Dataset excerpts
________

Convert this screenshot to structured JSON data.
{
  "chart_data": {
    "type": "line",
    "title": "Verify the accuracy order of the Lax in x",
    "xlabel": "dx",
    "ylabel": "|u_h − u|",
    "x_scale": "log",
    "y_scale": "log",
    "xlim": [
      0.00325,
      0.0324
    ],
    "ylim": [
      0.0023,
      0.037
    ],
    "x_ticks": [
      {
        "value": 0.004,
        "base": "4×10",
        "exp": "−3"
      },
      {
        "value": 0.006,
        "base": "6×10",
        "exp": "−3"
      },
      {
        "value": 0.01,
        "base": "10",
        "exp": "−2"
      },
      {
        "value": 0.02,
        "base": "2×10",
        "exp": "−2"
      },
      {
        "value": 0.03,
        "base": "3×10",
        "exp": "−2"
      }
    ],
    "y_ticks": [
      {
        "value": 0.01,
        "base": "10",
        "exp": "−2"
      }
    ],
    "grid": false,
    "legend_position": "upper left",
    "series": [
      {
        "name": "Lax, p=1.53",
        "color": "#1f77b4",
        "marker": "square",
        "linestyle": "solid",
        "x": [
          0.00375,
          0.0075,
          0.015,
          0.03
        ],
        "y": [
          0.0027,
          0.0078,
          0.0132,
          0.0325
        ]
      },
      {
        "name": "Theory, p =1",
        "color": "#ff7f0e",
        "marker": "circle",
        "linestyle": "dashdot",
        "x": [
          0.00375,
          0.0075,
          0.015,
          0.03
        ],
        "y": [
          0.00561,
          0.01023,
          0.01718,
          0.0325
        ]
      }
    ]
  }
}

________

Select every line above that contains the word "value", and copy it.

        "value": 0.004,
        "value": 0.006,
        "value": 0.01,
        "value": 0.02,
        "value": 0.03,
        "value": 0.01,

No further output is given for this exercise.